* [Goal of the exercise]: Could you write out every record below exactly, leaving out any pictures?

# Start of Source records

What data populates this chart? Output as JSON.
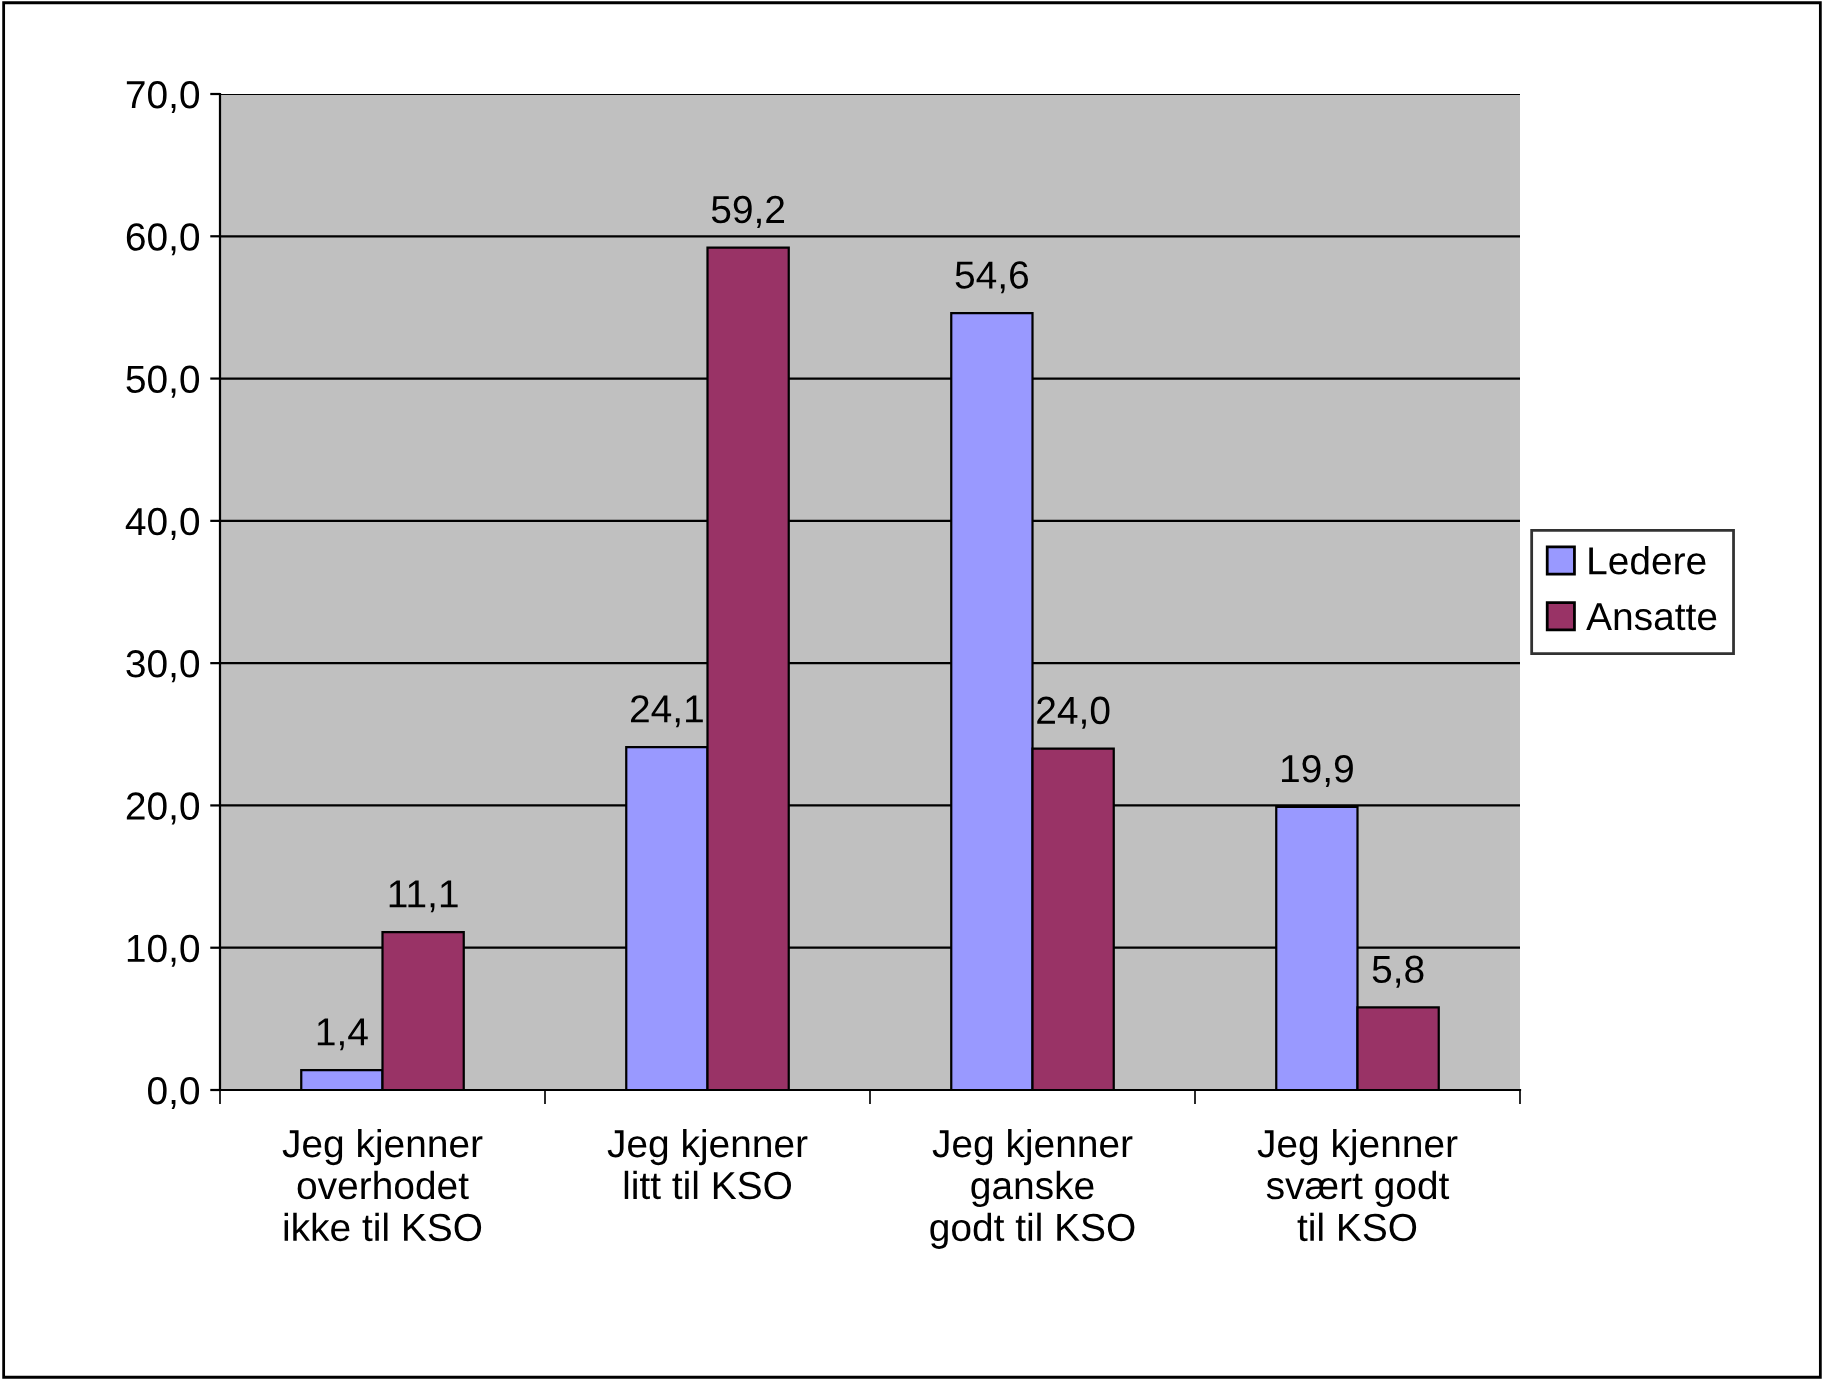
{
  "chart_data": {
    "type": "bar",
    "categories": [
      "Jeg kjenner\noverhodet\nikke til KSO",
      "Jeg kjenner\nlitt til KSO",
      "Jeg kjenner\nganske\ngodt til KSO",
      "Jeg kjenner\nsvært godt\ntil KSO"
    ],
    "series": [
      {
        "name": "Ledere",
        "color": "#9999ff",
        "values": [
          1.4,
          24.1,
          54.6,
          19.9
        ],
        "value_labels": [
          "1,4",
          "24,1",
          "54,6",
          "19,9"
        ]
      },
      {
        "name": "Ansatte",
        "color": "#993366",
        "values": [
          11.1,
          59.2,
          24.0,
          5.8
        ],
        "value_labels": [
          "11,1",
          "59,2",
          "24,0",
          "5,8"
        ]
      }
    ],
    "ylim": [
      0,
      70
    ],
    "yticks": [
      {
        "value": 0,
        "label": "0,0"
      },
      {
        "value": 10,
        "label": "10,0"
      },
      {
        "value": 20,
        "label": "20,0"
      },
      {
        "value": 30,
        "label": "30,0"
      },
      {
        "value": 40,
        "label": "40,0"
      },
      {
        "value": 50,
        "label": "50,0"
      },
      {
        "value": 60,
        "label": "60,0"
      },
      {
        "value": 70,
        "label": "70,0"
      }
    ],
    "grid": "y",
    "legend": "right"
  }
}
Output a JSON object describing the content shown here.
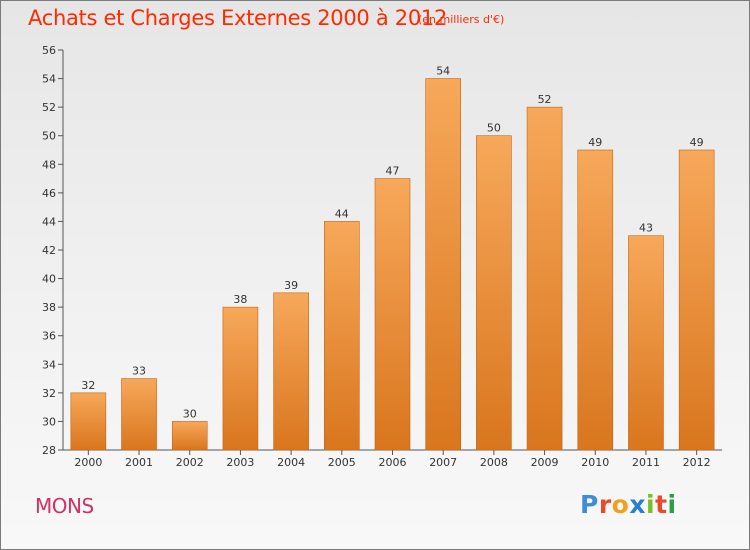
{
  "title": "Achats et Charges Externes 2000 à 2012",
  "subtitle": "(en milliers d'€)",
  "city": "MONS",
  "logo": {
    "text": "Proxiti",
    "colors": [
      "#3a8fd8",
      "#e84a2a",
      "#f0a020",
      "#2a7fd0",
      "#7abf2a",
      "#e84a2a",
      "#2a9f4a"
    ]
  },
  "colors": {
    "bar_top": "#f7a85a",
    "bar_bottom": "#d9761e",
    "bar_edge": "#c26414",
    "title": "#ff2a00",
    "city": "#d43060"
  },
  "chart_data": {
    "type": "bar",
    "categories": [
      "2000",
      "2001",
      "2002",
      "2003",
      "2004",
      "2005",
      "2006",
      "2007",
      "2008",
      "2009",
      "2010",
      "2011",
      "2012"
    ],
    "values": [
      32,
      33,
      30,
      38,
      39,
      44,
      47,
      54,
      50,
      52,
      49,
      43,
      49
    ],
    "yticks": [
      "28",
      "30",
      "32",
      "34",
      "36",
      "38",
      "40",
      "42",
      "44",
      "46",
      "48",
      "50",
      "52",
      "54",
      "56"
    ],
    "ylim": [
      28,
      56
    ],
    "grid": false
  }
}
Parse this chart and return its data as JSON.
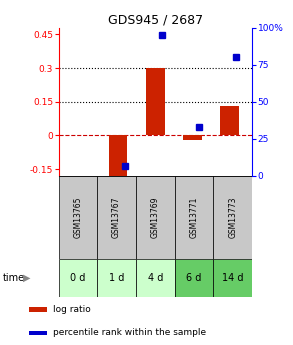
{
  "title": "GDS945 / 2687",
  "samples": [
    "GSM13765",
    "GSM13767",
    "GSM13769",
    "GSM13771",
    "GSM13773"
  ],
  "time_labels": [
    "0 d",
    "1 d",
    "4 d",
    "6 d",
    "14 d"
  ],
  "log_ratio": [
    0.0,
    -0.19,
    0.3,
    -0.02,
    0.13
  ],
  "percentile_rank": [
    null,
    7.0,
    95.0,
    33.0,
    80.0
  ],
  "bar_color": "#cc2200",
  "dot_color": "#0000cc",
  "ylim_left": [
    -0.18,
    0.48
  ],
  "ylim_right": [
    0,
    100
  ],
  "yticks_left": [
    -0.15,
    0.0,
    0.15,
    0.3,
    0.45
  ],
  "ytick_left_labels": [
    "-0.15",
    "0",
    "0.15",
    "0.3",
    "0.45"
  ],
  "yticks_right": [
    0,
    25,
    50,
    75,
    100
  ],
  "ytick_right_labels": [
    "0",
    "25",
    "50",
    "75",
    "100%"
  ],
  "zero_line_color": "#cc0000",
  "dotted_line_color": "#000000",
  "sample_bg_color": "#c8c8c8",
  "time_bg_colors": [
    "#ccffcc",
    "#ccffcc",
    "#ccffcc",
    "#66cc66",
    "#66cc66"
  ],
  "legend_log_ratio": "log ratio",
  "legend_percentile": "percentile rank within the sample",
  "bar_width": 0.5,
  "x_positions": [
    0,
    1,
    2,
    3,
    4
  ]
}
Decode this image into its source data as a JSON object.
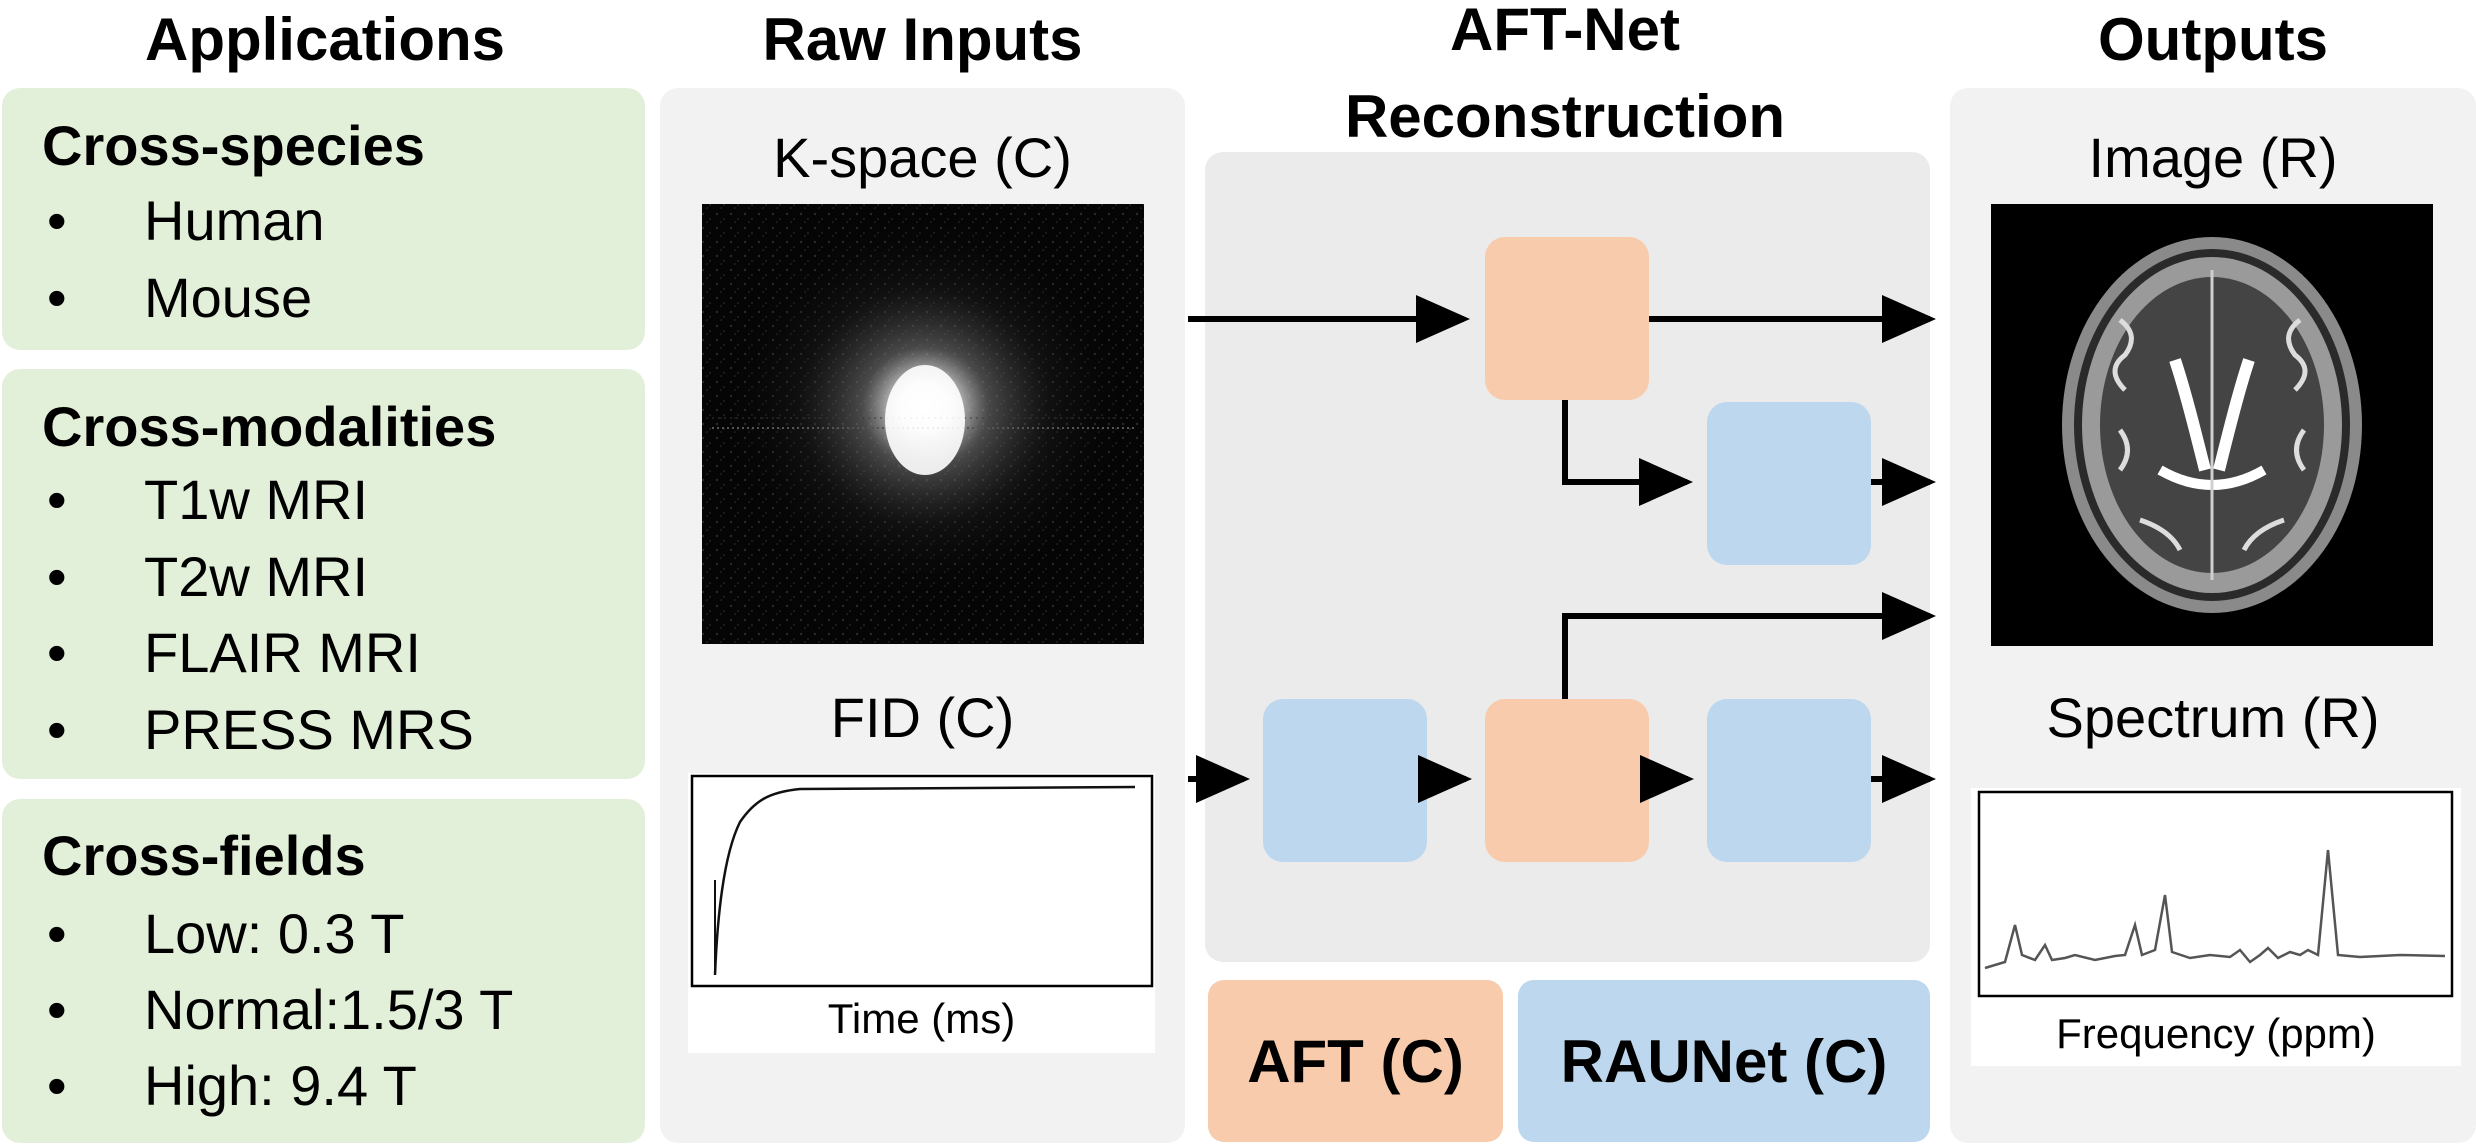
{
  "columns": {
    "applications": "Applications",
    "raw_inputs": "Raw Inputs",
    "reconstruction_line1": "AFT-Net",
    "reconstruction_line2": "Reconstruction",
    "outputs": "Outputs"
  },
  "applications": {
    "cross_species": {
      "title": "Cross-species",
      "items": [
        "Human",
        "Mouse"
      ]
    },
    "cross_modalities": {
      "title": "Cross-modalities",
      "items": [
        "T1w MRI",
        "T2w MRI",
        "FLAIR MRI",
        "PRESS MRS"
      ]
    },
    "cross_fields": {
      "title": "Cross-fields",
      "items": [
        "Low: 0.3 T",
        "Normal:1.5/3 T",
        "High: 9.4 T"
      ]
    },
    "bullet": "•"
  },
  "inputs": {
    "kspace_label": "K-space (C)",
    "fid_label": "FID (C)",
    "fid_xlabel": "Time (ms)"
  },
  "outputs": {
    "image_label": "Image (R)",
    "spectrum_label": "Spectrum (R)",
    "spectrum_xlabel": "Frequency (ppm)"
  },
  "legend": {
    "aft": "AFT (C)",
    "raunet": "RAUNet (C)"
  },
  "colors": {
    "aft": "#f8cbad",
    "raunet": "#bdd7ee",
    "applications_bg": "#e2efd9",
    "panel_bg": "#f2f2f2"
  }
}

# End of Source records

* [Exercise solution]:
What data populates this chart? Output as JSON.
{
  "chart_data": {
    "type": "bar",
    "categories": [
      "Jeg kjenner\noverhodet\nikke til KSO",
      "Jeg kjenner\nlitt til KSO",
      "Jeg kjenner\nganske\ngodt til KSO",
      "Jeg kjenner\nsvært godt\ntil KSO"
    ],
    "series": [
      {
        "name": "Ledere",
        "color": "#9999ff",
        "values": [
          1.4,
          24.1,
          54.6,
          19.9
        ],
        "value_labels": [
          "1,4",
          "24,1",
          "54,6",
          "19,9"
        ]
      },
      {
        "name": "Ansatte",
        "color": "#993366",
        "values": [
          11.1,
          59.2,
          24.0,
          5.8
        ],
        "value_labels": [
          "11,1",
          "59,2",
          "24,0",
          "5,8"
        ]
      }
    ],
    "ylim": [
      0,
      70
    ],
    "yticks": [
      {
        "value": 0,
        "label": "0,0"
      },
      {
        "value": 10,
        "label": "10,0"
      },
      {
        "value": 20,
        "label": "20,0"
      },
      {
        "value": 30,
        "label": "30,0"
      },
      {
        "value": 40,
        "label": "40,0"
      },
      {
        "value": 50,
        "label": "50,0"
      },
      {
        "value": 60,
        "label": "60,0"
      },
      {
        "value": 70,
        "label": "70,0"
      }
    ],
    "grid": "y",
    "legend": "right"
  }
}
Output a JSON object describing the content shown here.
{
  "title": "Achats et Charges Externes 2000 à 2012",
  "subtitle": "(en milliers d'€)",
  "city": "MONS",
  "logo": {
    "text": "Proxiti",
    "colors": [
      "#3a8fd8",
      "#e84a2a",
      "#f0a020",
      "#2a7fd0",
      "#7abf2a",
      "#e84a2a",
      "#2a9f4a"
    ]
  },
  "colors": {
    "bar_top": "#f7a85a",
    "bar_bottom": "#d9761e",
    "bar_edge": "#c26414",
    "title": "#ff2a00",
    "city": "#d43060"
  },
  "chart_data": {
    "type": "bar",
    "categories": [
      "2000",
      "2001",
      "2002",
      "2003",
      "2004",
      "2005",
      "2006",
      "2007",
      "2008",
      "2009",
      "2010",
      "2011",
      "2012"
    ],
    "values": [
      32,
      33,
      30,
      38,
      39,
      44,
      47,
      54,
      50,
      52,
      49,
      43,
      49
    ],
    "yticks": [
      "28",
      "30",
      "32",
      "34",
      "36",
      "38",
      "40",
      "42",
      "44",
      "46",
      "48",
      "50",
      "52",
      "54",
      "56"
    ],
    "ylim": [
      28,
      56
    ],
    "grid": false
  }
}
Parse this chart and return its data as JSON.
{
  "title": "GDS945 / 2687",
  "samples": [
    "GSM13765",
    "GSM13767",
    "GSM13769",
    "GSM13771",
    "GSM13773"
  ],
  "time_labels": [
    "0 d",
    "1 d",
    "4 d",
    "6 d",
    "14 d"
  ],
  "log_ratio": [
    0.0,
    -0.19,
    0.3,
    -0.02,
    0.13
  ],
  "percentile_rank": [
    null,
    7.0,
    95.0,
    33.0,
    80.0
  ],
  "bar_color": "#cc2200",
  "dot_color": "#0000cc",
  "ylim_left": [
    -0.18,
    0.48
  ],
  "ylim_right": [
    0,
    100
  ],
  "yticks_left": [
    -0.15,
    0.0,
    0.15,
    0.3,
    0.45
  ],
  "ytick_left_labels": [
    "-0.15",
    "0",
    "0.15",
    "0.3",
    "0.45"
  ],
  "yticks_right": [
    0,
    25,
    50,
    75,
    100
  ],
  "ytick_right_labels": [
    "0",
    "25",
    "50",
    "75",
    "100%"
  ],
  "zero_line_color": "#cc0000",
  "dotted_line_color": "#000000",
  "sample_bg_color": "#c8c8c8",
  "time_bg_colors": [
    "#ccffcc",
    "#ccffcc",
    "#ccffcc",
    "#66cc66",
    "#66cc66"
  ],
  "legend_log_ratio": "log ratio",
  "legend_percentile": "percentile rank within the sample",
  "bar_width": 0.5,
  "x_positions": [
    0,
    1,
    2,
    3,
    4
  ]
}
Decode this image into its source data as a JSON object.
{
  "columns": {
    "applications": "Applications",
    "raw_inputs": "Raw Inputs",
    "reconstruction_line1": "AFT-Net",
    "reconstruction_line2": "Reconstruction",
    "outputs": "Outputs"
  },
  "applications": {
    "cross_species": {
      "title": "Cross-species",
      "items": [
        "Human",
        "Mouse"
      ]
    },
    "cross_modalities": {
      "title": "Cross-modalities",
      "items": [
        "T1w MRI",
        "T2w MRI",
        "FLAIR MRI",
        "PRESS MRS"
      ]
    },
    "cross_fields": {
      "title": "Cross-fields",
      "items": [
        "Low: 0.3 T",
        "Normal:1.5/3 T",
        "High: 9.4 T"
      ]
    },
    "bullet": "•"
  },
  "inputs": {
    "kspace_label": "K-space (C)",
    "fid_label": "FID (C)",
    "fid_xlabel": "Time (ms)"
  },
  "outputs": {
    "image_label": "Image (R)",
    "spectrum_label": "Spectrum (R)",
    "spectrum_xlabel": "Frequency (ppm)"
  },
  "legend": {
    "aft": "AFT (C)",
    "raunet": "RAUNet (C)"
  },
  "colors": {
    "aft": "#f8cbad",
    "raunet": "#bdd7ee",
    "applications_bg": "#e2efd9",
    "panel_bg": "#f2f2f2"
  }
}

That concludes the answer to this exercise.